**TASK TO COMPLETE**
Copy every record below exactly.

================================

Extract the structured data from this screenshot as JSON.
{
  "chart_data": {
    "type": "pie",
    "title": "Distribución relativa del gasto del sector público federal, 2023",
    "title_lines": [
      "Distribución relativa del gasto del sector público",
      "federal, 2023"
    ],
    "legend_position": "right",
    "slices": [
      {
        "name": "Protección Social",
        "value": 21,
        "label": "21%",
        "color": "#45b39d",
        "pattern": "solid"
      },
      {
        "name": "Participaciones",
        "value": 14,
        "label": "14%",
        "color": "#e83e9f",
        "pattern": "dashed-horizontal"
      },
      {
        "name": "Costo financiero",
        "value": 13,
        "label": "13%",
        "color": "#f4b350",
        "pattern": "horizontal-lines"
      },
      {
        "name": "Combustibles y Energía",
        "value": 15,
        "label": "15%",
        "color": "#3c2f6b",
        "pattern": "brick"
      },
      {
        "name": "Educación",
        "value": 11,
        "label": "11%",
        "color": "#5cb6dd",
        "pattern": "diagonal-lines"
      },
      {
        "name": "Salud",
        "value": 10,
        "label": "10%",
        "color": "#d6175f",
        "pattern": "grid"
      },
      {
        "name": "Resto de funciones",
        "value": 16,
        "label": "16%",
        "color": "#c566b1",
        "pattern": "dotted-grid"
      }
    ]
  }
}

================================

**SOLUTION TO THIS PROBLEM**
Extract the structured data from this screenshot as JSON.
{
  "chart_data": {
    "type": "pie",
    "title": "Distribución relativa del gasto del sector público federal, 2023",
    "title_lines": [
      "Distribución relativa del gasto del sector público",
      "federal, 2023"
    ],
    "legend_position": "right",
    "slices": [
      {
        "name": "Protección Social",
        "value": 21,
        "label": "21%",
        "color": "#45b39d",
        "pattern": "solid"
      },
      {
        "name": "Participaciones",
        "value": 14,
        "label": "14%",
        "color": "#e83e9f",
        "pattern": "dashed-horizontal"
      },
      {
        "name": "Costo financiero",
        "value": 13,
        "label": "13%",
        "color": "#f4b350",
        "pattern": "horizontal-lines"
      },
      {
        "name": "Combustibles y Energía",
        "value": 15,
        "label": "15%",
        "color": "#3c2f6b",
        "pattern": "brick"
      },
      {
        "name": "Educación",
        "value": 11,
        "label": "11%",
        "color": "#5cb6dd",
        "pattern": "diagonal-lines"
      },
      {
        "name": "Salud",
        "value": 10,
        "label": "10%",
        "color": "#d6175f",
        "pattern": "grid"
      },
      {
        "name": "Resto de funciones",
        "value": 16,
        "label": "16%",
        "color": "#c566b1",
        "pattern": "dotted-grid"
      }
    ]
  }
}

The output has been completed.